→ **SHORT PROBLEM**
Output the data that follows exactly, line for line.

→ **RECORDS FOR THIS EXERCISE**

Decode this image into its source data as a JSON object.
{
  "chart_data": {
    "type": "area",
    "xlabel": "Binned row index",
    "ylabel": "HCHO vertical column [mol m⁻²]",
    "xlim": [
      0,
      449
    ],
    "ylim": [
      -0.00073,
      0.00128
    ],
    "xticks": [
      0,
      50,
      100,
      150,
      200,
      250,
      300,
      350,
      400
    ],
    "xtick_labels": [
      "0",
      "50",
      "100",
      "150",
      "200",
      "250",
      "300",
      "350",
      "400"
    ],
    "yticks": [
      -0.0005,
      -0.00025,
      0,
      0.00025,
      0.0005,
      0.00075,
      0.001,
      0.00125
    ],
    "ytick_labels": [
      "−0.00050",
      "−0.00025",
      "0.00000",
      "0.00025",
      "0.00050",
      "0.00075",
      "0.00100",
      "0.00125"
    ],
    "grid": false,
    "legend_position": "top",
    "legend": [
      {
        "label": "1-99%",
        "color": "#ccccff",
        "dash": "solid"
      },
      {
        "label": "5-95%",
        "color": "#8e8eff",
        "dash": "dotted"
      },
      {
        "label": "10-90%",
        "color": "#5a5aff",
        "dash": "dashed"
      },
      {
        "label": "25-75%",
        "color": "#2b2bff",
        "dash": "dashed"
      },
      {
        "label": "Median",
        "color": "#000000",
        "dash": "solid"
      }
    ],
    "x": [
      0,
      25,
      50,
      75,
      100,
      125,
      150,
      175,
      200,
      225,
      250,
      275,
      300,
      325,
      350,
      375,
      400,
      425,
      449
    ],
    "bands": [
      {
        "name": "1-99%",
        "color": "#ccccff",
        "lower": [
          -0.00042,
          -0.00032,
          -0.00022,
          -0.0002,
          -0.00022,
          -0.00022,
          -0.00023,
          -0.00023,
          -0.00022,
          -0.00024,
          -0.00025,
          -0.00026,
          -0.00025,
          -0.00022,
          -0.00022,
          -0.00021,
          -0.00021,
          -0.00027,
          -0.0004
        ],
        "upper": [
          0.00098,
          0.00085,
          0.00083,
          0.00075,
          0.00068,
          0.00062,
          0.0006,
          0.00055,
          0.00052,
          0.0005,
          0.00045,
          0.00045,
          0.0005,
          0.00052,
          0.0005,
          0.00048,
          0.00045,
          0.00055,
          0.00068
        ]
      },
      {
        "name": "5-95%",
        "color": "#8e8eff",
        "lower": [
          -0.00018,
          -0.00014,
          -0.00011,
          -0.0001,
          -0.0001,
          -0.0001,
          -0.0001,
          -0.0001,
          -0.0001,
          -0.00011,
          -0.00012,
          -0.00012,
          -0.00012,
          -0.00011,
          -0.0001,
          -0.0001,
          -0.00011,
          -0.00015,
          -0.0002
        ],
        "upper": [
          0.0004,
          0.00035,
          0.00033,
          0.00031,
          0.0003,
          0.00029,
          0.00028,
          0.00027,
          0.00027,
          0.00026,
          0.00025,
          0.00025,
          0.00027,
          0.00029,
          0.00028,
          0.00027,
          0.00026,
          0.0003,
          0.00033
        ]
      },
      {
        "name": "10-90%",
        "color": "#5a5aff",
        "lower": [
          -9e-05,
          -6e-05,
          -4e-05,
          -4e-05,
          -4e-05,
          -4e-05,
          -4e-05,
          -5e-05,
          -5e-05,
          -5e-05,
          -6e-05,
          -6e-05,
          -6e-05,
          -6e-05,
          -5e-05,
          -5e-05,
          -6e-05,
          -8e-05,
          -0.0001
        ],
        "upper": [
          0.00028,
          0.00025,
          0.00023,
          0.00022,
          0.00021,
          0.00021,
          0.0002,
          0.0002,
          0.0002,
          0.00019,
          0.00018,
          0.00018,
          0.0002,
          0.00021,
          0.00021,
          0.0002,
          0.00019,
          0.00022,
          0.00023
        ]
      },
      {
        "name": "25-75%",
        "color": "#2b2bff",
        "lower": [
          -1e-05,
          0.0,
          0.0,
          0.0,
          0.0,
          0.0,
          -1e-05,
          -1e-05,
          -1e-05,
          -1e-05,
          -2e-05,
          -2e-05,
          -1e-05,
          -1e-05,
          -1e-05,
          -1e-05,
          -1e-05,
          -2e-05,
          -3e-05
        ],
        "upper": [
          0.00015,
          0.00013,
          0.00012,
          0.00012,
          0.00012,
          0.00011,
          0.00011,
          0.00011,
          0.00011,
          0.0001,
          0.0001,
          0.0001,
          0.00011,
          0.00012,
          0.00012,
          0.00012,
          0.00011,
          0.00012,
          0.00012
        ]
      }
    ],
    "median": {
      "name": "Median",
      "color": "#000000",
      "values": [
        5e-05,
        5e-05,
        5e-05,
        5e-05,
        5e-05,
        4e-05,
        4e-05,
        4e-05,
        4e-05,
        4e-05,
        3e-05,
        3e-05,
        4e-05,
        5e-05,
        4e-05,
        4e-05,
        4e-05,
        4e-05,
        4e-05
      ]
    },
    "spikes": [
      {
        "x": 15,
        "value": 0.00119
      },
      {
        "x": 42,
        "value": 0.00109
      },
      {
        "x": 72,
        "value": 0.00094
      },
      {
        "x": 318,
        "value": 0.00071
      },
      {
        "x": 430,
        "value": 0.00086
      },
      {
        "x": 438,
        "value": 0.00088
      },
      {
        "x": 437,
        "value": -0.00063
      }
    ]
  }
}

→ **RESULT**
Decode this image into its source data as a JSON object.
{
  "chart_data": {
    "type": "area",
    "xlabel": "Binned row index",
    "ylabel": "HCHO vertical column [mol m⁻²]",
    "xlim": [
      0,
      449
    ],
    "ylim": [
      -0.00073,
      0.00128
    ],
    "xticks": [
      0,
      50,
      100,
      150,
      200,
      250,
      300,
      350,
      400
    ],
    "xtick_labels": [
      "0",
      "50",
      "100",
      "150",
      "200",
      "250",
      "300",
      "350",
      "400"
    ],
    "yticks": [
      -0.0005,
      -0.00025,
      0,
      0.00025,
      0.0005,
      0.00075,
      0.001,
      0.00125
    ],
    "ytick_labels": [
      "−0.00050",
      "−0.00025",
      "0.00000",
      "0.00025",
      "0.00050",
      "0.00075",
      "0.00100",
      "0.00125"
    ],
    "grid": false,
    "legend_position": "top",
    "legend": [
      {
        "label": "1-99%",
        "color": "#ccccff",
        "dash": "solid"
      },
      {
        "label": "5-95%",
        "color": "#8e8eff",
        "dash": "dotted"
      },
      {
        "label": "10-90%",
        "color": "#5a5aff",
        "dash": "dashed"
      },
      {
        "label": "25-75%",
        "color": "#2b2bff",
        "dash": "dashed"
      },
      {
        "label": "Median",
        "color": "#000000",
        "dash": "solid"
      }
    ],
    "x": [
      0,
      25,
      50,
      75,
      100,
      125,
      150,
      175,
      200,
      225,
      250,
      275,
      300,
      325,
      350,
      375,
      400,
      425,
      449
    ],
    "bands": [
      {
        "name": "1-99%",
        "color": "#ccccff",
        "lower": [
          -0.00042,
          -0.00032,
          -0.00022,
          -0.0002,
          -0.00022,
          -0.00022,
          -0.00023,
          -0.00023,
          -0.00022,
          -0.00024,
          -0.00025,
          -0.00026,
          -0.00025,
          -0.00022,
          -0.00022,
          -0.00021,
          -0.00021,
          -0.00027,
          -0.0004
        ],
        "upper": [
          0.00098,
          0.00085,
          0.00083,
          0.00075,
          0.00068,
          0.00062,
          0.0006,
          0.00055,
          0.00052,
          0.0005,
          0.00045,
          0.00045,
          0.0005,
          0.00052,
          0.0005,
          0.00048,
          0.00045,
          0.00055,
          0.00068
        ]
      },
      {
        "name": "5-95%",
        "color": "#8e8eff",
        "lower": [
          -0.00018,
          -0.00014,
          -0.00011,
          -0.0001,
          -0.0001,
          -0.0001,
          -0.0001,
          -0.0001,
          -0.0001,
          -0.00011,
          -0.00012,
          -0.00012,
          -0.00012,
          -0.00011,
          -0.0001,
          -0.0001,
          -0.00011,
          -0.00015,
          -0.0002
        ],
        "upper": [
          0.0004,
          0.00035,
          0.00033,
          0.00031,
          0.0003,
          0.00029,
          0.00028,
          0.00027,
          0.00027,
          0.00026,
          0.00025,
          0.00025,
          0.00027,
          0.00029,
          0.00028,
          0.00027,
          0.00026,
          0.0003,
          0.00033
        ]
      },
      {
        "name": "10-90%",
        "color": "#5a5aff",
        "lower": [
          -9e-05,
          -6e-05,
          -4e-05,
          -4e-05,
          -4e-05,
          -4e-05,
          -4e-05,
          -5e-05,
          -5e-05,
          -5e-05,
          -6e-05,
          -6e-05,
          -6e-05,
          -6e-05,
          -5e-05,
          -5e-05,
          -6e-05,
          -8e-05,
          -0.0001
        ],
        "upper": [
          0.00028,
          0.00025,
          0.00023,
          0.00022,
          0.00021,
          0.00021,
          0.0002,
          0.0002,
          0.0002,
          0.00019,
          0.00018,
          0.00018,
          0.0002,
          0.00021,
          0.00021,
          0.0002,
          0.00019,
          0.00022,
          0.00023
        ]
      },
      {
        "name": "25-75%",
        "color": "#2b2bff",
        "lower": [
          -1e-05,
          0.0,
          0.0,
          0.0,
          0.0,
          0.0,
          -1e-05,
          -1e-05,
          -1e-05,
          -1e-05,
          -2e-05,
          -2e-05,
          -1e-05,
          -1e-05,
          -1e-05,
          -1e-05,
          -1e-05,
          -2e-05,
          -3e-05
        ],
        "upper": [
          0.00015,
          0.00013,
          0.00012,
          0.00012,
          0.00012,
          0.00011,
          0.00011,
          0.00011,
          0.00011,
          0.0001,
          0.0001,
          0.0001,
          0.00011,
          0.00012,
          0.00012,
          0.00012,
          0.00011,
          0.00012,
          0.00012
        ]
      }
    ],
    "median": {
      "name": "Median",
      "color": "#000000",
      "values": [
        5e-05,
        5e-05,
        5e-05,
        5e-05,
        5e-05,
        4e-05,
        4e-05,
        4e-05,
        4e-05,
        4e-05,
        3e-05,
        3e-05,
        4e-05,
        5e-05,
        4e-05,
        4e-05,
        4e-05,
        4e-05,
        4e-05
      ]
    },
    "spikes": [
      {
        "x": 15,
        "value": 0.00119
      },
      {
        "x": 42,
        "value": 0.00109
      },
      {
        "x": 72,
        "value": 0.00094
      },
      {
        "x": 318,
        "value": 0.00071
      },
      {
        "x": 430,
        "value": 0.00086
      },
      {
        "x": 438,
        "value": 0.00088
      },
      {
        "x": 437,
        "value": -0.00063
      }
    ]
  }
}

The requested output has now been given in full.